#### What needs to be done:
Copy every line of the listing below word for word, leaving out the pictures.

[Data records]
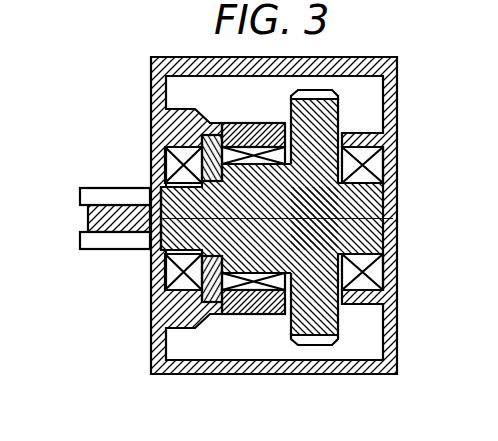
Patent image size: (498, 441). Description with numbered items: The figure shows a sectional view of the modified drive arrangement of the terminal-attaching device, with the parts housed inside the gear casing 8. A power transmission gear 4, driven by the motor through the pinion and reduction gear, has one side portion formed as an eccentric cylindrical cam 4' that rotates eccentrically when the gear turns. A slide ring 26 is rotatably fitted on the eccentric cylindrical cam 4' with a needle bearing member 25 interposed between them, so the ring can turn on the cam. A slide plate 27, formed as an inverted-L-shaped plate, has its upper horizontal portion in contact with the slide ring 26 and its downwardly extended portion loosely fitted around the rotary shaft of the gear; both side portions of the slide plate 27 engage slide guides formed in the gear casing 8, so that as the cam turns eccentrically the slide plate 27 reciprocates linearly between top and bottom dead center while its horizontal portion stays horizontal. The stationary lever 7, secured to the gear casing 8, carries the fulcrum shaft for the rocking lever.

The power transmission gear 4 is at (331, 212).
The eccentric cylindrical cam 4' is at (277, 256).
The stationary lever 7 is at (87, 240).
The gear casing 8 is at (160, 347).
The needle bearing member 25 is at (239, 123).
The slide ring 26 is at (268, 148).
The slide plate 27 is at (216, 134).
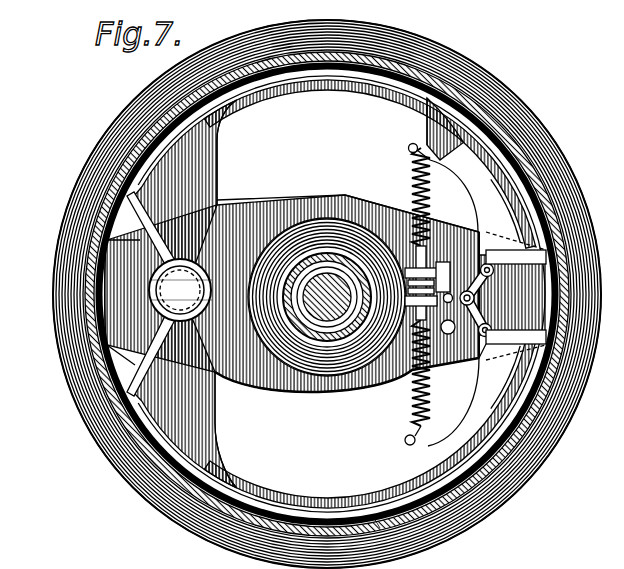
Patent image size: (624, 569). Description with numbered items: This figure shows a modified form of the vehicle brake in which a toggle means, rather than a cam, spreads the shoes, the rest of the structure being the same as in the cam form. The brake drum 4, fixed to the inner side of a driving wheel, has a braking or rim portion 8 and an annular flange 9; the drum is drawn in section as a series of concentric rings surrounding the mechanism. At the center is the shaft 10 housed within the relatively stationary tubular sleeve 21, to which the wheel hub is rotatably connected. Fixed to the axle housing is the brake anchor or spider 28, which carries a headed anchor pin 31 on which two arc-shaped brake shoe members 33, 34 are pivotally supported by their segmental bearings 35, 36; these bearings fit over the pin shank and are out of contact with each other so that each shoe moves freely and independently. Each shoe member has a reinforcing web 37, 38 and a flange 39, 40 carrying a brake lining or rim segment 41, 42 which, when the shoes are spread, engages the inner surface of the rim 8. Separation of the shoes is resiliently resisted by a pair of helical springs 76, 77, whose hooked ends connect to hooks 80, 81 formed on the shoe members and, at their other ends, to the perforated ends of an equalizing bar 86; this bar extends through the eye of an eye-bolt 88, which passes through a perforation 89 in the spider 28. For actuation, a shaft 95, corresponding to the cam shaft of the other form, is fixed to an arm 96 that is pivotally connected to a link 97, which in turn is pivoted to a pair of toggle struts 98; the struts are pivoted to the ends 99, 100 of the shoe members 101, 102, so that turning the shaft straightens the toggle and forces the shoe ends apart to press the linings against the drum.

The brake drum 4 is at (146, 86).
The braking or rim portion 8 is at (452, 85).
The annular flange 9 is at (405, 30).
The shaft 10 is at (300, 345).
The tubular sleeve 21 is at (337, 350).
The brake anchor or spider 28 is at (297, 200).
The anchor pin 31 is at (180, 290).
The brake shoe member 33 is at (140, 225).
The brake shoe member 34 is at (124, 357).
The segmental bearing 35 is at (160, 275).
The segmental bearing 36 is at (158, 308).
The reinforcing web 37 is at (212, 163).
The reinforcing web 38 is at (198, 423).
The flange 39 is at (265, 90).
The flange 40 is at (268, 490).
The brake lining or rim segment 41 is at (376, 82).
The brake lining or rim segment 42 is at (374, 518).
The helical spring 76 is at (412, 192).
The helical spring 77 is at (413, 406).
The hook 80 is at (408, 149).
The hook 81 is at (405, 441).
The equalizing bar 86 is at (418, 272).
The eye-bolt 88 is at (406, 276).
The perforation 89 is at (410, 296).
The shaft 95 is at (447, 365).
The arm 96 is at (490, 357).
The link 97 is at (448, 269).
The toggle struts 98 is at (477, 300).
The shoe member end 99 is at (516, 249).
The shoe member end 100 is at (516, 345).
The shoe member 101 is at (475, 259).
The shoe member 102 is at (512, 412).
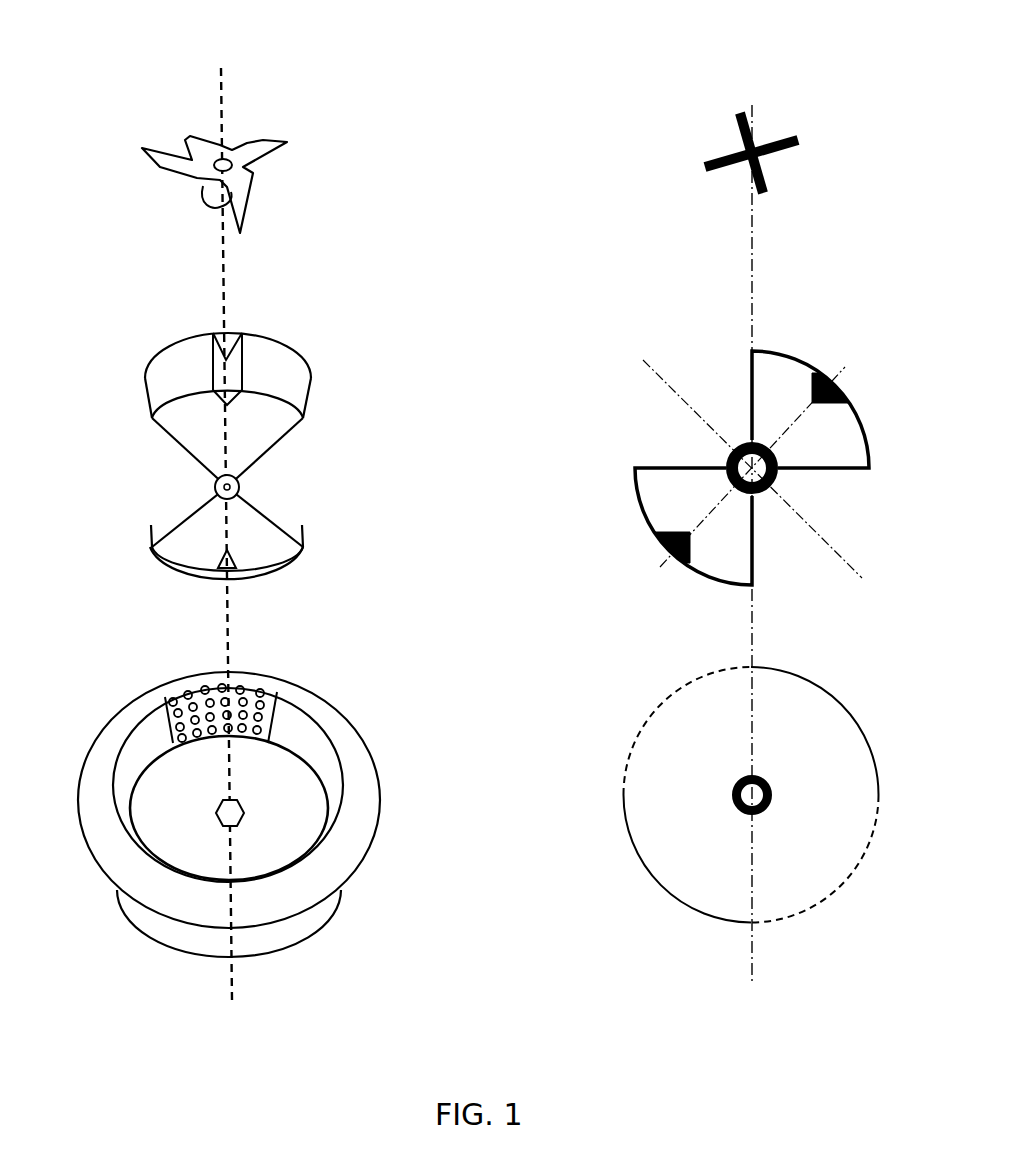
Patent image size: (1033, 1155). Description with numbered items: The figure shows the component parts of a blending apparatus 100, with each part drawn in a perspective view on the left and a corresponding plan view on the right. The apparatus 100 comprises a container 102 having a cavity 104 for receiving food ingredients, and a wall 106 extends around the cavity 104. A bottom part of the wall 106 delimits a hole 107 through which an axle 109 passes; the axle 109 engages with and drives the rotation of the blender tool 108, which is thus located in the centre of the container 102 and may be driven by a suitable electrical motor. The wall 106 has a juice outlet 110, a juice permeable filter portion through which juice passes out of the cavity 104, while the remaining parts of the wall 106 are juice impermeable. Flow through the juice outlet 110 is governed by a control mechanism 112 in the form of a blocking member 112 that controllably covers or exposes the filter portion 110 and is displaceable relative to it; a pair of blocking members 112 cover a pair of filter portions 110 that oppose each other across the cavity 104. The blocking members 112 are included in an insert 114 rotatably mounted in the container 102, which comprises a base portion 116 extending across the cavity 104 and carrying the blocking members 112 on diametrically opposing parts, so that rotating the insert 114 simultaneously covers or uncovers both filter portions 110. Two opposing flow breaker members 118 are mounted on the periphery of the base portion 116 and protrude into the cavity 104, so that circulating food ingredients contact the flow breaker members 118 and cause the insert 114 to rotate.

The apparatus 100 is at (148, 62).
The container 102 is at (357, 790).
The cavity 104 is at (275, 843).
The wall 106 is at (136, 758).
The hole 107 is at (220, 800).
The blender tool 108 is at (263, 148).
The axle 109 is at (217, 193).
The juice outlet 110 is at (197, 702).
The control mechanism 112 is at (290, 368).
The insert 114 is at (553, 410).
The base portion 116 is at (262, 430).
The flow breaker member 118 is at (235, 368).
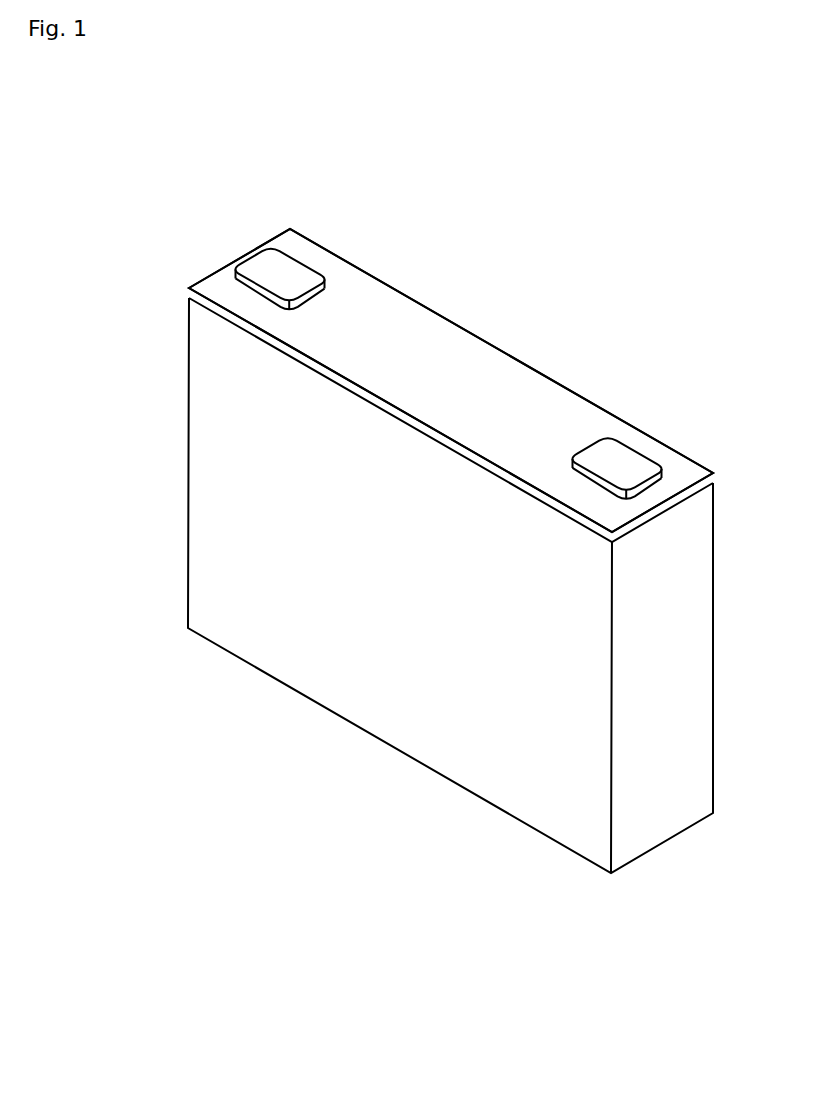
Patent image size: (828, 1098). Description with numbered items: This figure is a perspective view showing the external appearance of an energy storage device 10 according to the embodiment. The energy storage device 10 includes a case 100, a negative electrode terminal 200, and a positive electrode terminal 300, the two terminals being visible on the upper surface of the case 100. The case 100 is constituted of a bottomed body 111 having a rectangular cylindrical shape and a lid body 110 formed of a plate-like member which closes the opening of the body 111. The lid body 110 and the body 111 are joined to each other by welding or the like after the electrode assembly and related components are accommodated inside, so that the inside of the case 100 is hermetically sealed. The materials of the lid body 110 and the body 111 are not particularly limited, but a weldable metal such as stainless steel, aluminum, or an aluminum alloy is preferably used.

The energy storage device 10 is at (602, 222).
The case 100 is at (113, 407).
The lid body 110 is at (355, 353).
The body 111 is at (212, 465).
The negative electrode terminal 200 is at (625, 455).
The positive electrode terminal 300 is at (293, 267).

#### Exercise solution:
Patent image size: (498, 441). Description with numbered items: The figure shows a sectional view of the modified drive arrangement of the terminal-attaching device, with the parts housed inside the gear casing 8. A power transmission gear 4, driven by the motor through the pinion and reduction gear, has one side portion formed as an eccentric cylindrical cam 4' that rotates eccentrically when the gear turns. A slide ring 26 is rotatably fitted on the eccentric cylindrical cam 4' with a needle bearing member 25 interposed between them, so the ring can turn on the cam. A slide plate 27, formed as an inverted-L-shaped plate, has its upper horizontal portion in contact with the slide ring 26 and its downwardly extended portion loosely fitted around the rotary shaft of the gear; both side portions of the slide plate 27 engage slide guides formed in the gear casing 8, so that as the cam turns eccentrically the slide plate 27 reciprocates linearly between top and bottom dead center while its horizontal portion stays horizontal. The stationary lever 7, secured to the gear casing 8, carries the fulcrum shaft for the rocking lever.

The power transmission gear 4 is at (331, 212).
The eccentric cylindrical cam 4' is at (277, 256).
The stationary lever 7 is at (87, 240).
The gear casing 8 is at (160, 347).
The needle bearing member 25 is at (239, 123).
The slide ring 26 is at (268, 148).
The slide plate 27 is at (216, 134).
Patent image size: (624, 569). Description with numbered items: This figure shows a modified form of the vehicle brake in which a toggle means, rather than a cam, spreads the shoes, the rest of the structure being the same as in the cam form. The brake drum 4, fixed to the inner side of a driving wheel, has a braking or rim portion 8 and an annular flange 9; the drum is drawn in section as a series of concentric rings surrounding the mechanism. At the center is the shaft 10 housed within the relatively stationary tubular sleeve 21, to which the wheel hub is rotatably connected. Fixed to the axle housing is the brake anchor or spider 28, which carries a headed anchor pin 31 on which two arc-shaped brake shoe members 33, 34 are pivotally supported by their segmental bearings 35, 36; these bearings fit over the pin shank and are out of contact with each other so that each shoe moves freely and independently. Each shoe member has a reinforcing web 37, 38 and a flange 39, 40 carrying a brake lining or rim segment 41, 42 which, when the shoes are spread, engages the inner surface of the rim 8. Separation of the shoes is resiliently resisted by a pair of helical springs 76, 77, whose hooked ends connect to hooks 80, 81 formed on the shoe members and, at their other ends, to the perforated ends of an equalizing bar 86; this bar extends through the eye of an eye-bolt 88, which passes through a perforation 89 in the spider 28. For actuation, a shaft 95, corresponding to the cam shaft of the other form, is fixed to an arm 96 that is pivotally connected to a link 97, which in turn is pivoted to a pair of toggle struts 98; the struts are pivoted to the ends 99, 100 of the shoe members 101, 102, so that turning the shaft straightens the toggle and forces the shoe ends apart to press the linings against the drum.

The brake drum 4 is at (146, 86).
The braking or rim portion 8 is at (452, 85).
The annular flange 9 is at (405, 30).
The shaft 10 is at (300, 345).
The tubular sleeve 21 is at (337, 350).
The brake anchor or spider 28 is at (297, 200).
The anchor pin 31 is at (180, 290).
The brake shoe member 33 is at (140, 225).
The brake shoe member 34 is at (124, 357).
The segmental bearing 35 is at (160, 275).
The segmental bearing 36 is at (158, 308).
The reinforcing web 37 is at (212, 163).
The reinforcing web 38 is at (198, 423).
The flange 39 is at (265, 90).
The flange 40 is at (268, 490).
The brake lining or rim segment 41 is at (376, 82).
The brake lining or rim segment 42 is at (374, 518).
The helical spring 76 is at (412, 192).
The helical spring 77 is at (413, 406).
The hook 80 is at (408, 149).
The hook 81 is at (405, 441).
The equalizing bar 86 is at (418, 272).
The eye-bolt 88 is at (406, 276).
The perforation 89 is at (410, 296).
The shaft 95 is at (447, 365).
The arm 96 is at (490, 357).
The link 97 is at (448, 269).
The toggle struts 98 is at (477, 300).
The shoe member end 99 is at (516, 249).
The shoe member end 100 is at (516, 345).
The shoe member 101 is at (475, 259).
The shoe member 102 is at (512, 412).
Patent image size: (1033, 1155). Description with numbered items: The figure shows the component parts of a blending apparatus 100, with each part drawn in a perspective view on the left and a corresponding plan view on the right. The apparatus 100 comprises a container 102 having a cavity 104 for receiving food ingredients, and a wall 106 extends around the cavity 104. A bottom part of the wall 106 delimits a hole 107 through which an axle 109 passes; the axle 109 engages with and drives the rotation of the blender tool 108, which is thus located in the centre of the container 102 and may be driven by a suitable electrical motor. The wall 106 has a juice outlet 110, a juice permeable filter portion through which juice passes out of the cavity 104, while the remaining parts of the wall 106 are juice impermeable. Flow through the juice outlet 110 is governed by a control mechanism 112 in the form of a blocking member 112 that controllably covers or exposes the filter portion 110 and is displaceable relative to it; a pair of blocking members 112 cover a pair of filter portions 110 that oppose each other across the cavity 104. The blocking members 112 are included in an insert 114 rotatably mounted in the container 102, which comprises a base portion 116 extending across the cavity 104 and carrying the blocking members 112 on diametrically opposing parts, so that rotating the insert 114 simultaneously covers or uncovers both filter portions 110. Two opposing flow breaker members 118 are mounted on the periphery of the base portion 116 and protrude into the cavity 104, so that circulating food ingredients contact the flow breaker members 118 and cause the insert 114 to rotate.

The apparatus 100 is at (148, 62).
The container 102 is at (357, 790).
The cavity 104 is at (275, 843).
The wall 106 is at (136, 758).
The hole 107 is at (220, 800).
The blender tool 108 is at (263, 148).
The axle 109 is at (217, 193).
The juice outlet 110 is at (197, 702).
The control mechanism 112 is at (290, 368).
The insert 114 is at (553, 410).
The base portion 116 is at (262, 430).
The flow breaker member 118 is at (235, 368).
Patent image size: (828, 1098). Description with numbered items: This figure is a perspective view showing the external appearance of an energy storage device 10 according to the embodiment. The energy storage device 10 includes a case 100, a negative electrode terminal 200, and a positive electrode terminal 300, the two terminals being visible on the upper surface of the case 100. The case 100 is constituted of a bottomed body 111 having a rectangular cylindrical shape and a lid body 110 formed of a plate-like member which closes the opening of the body 111. The lid body 110 and the body 111 are joined to each other by welding or the like after the electrode assembly and related components are accommodated inside, so that the inside of the case 100 is hermetically sealed. The materials of the lid body 110 and the body 111 are not particularly limited, but a weldable metal such as stainless steel, aluminum, or an aluminum alloy is preferably used.

The energy storage device 10 is at (602, 222).
The case 100 is at (113, 407).
The lid body 110 is at (355, 353).
The body 111 is at (212, 465).
The negative electrode terminal 200 is at (625, 455).
The positive electrode terminal 300 is at (293, 267).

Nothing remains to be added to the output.